STORED DATA

**********

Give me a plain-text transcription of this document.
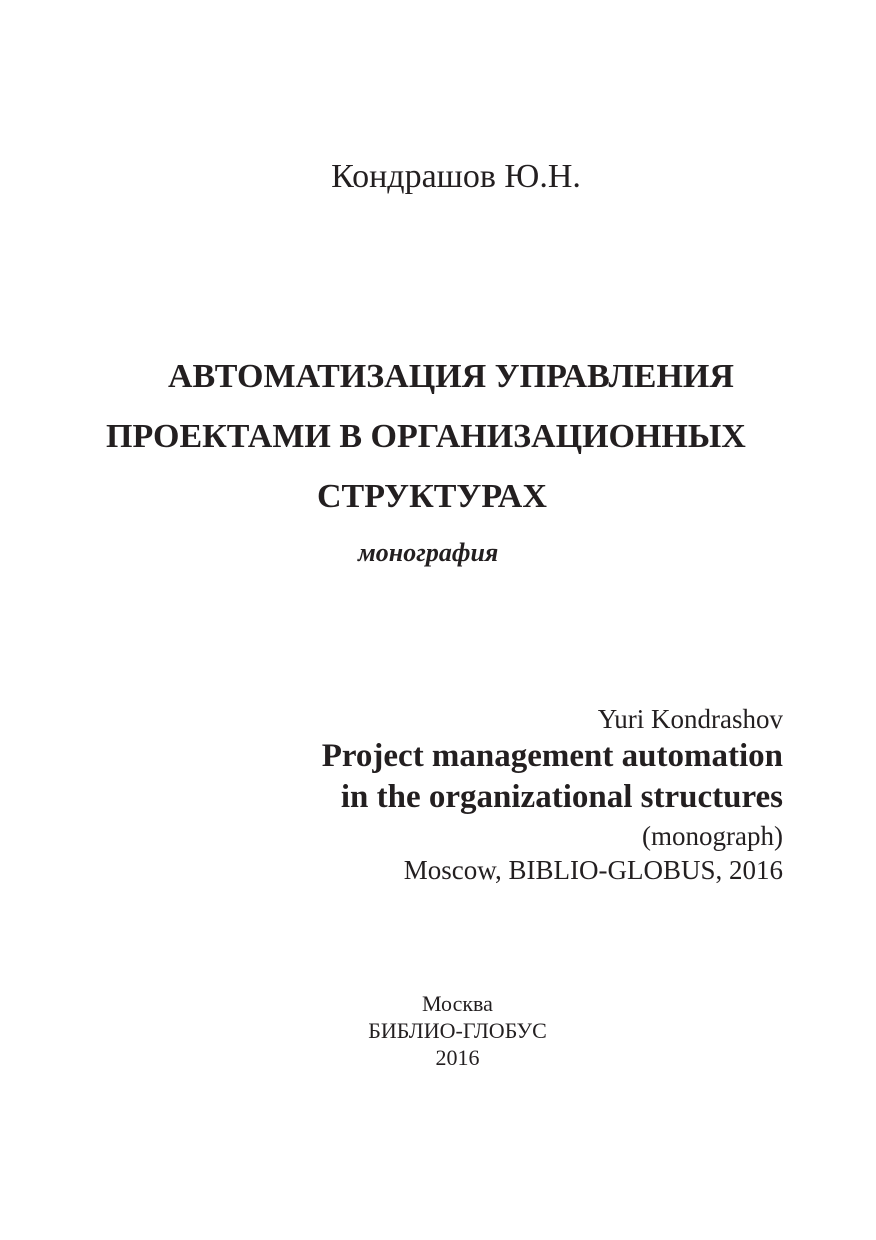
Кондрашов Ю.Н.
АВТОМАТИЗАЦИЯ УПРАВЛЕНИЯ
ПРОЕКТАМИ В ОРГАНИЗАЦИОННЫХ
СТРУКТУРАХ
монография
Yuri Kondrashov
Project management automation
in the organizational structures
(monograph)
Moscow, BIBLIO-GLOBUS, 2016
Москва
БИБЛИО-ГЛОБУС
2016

**********

WORK TO COMPLETE
Repeat the listing above exactly, with no pictures.

ANSWER TO THIS PROBLEM
Give me a plain-text transcription of this document.
Кондрашов Ю.Н.
АВТОМАТИЗАЦИЯ УПРАВЛЕНИЯ
ПРОЕКТАМИ В ОРГАНИЗАЦИОННЫХ
СТРУКТУРАХ
монография
Yuri Kondrashov
Project management automation
in the organizational structures
(monograph)
Moscow, BIBLIO-GLOBUS, 2016
Москва
БИБЛИО-ГЛОБУС
2016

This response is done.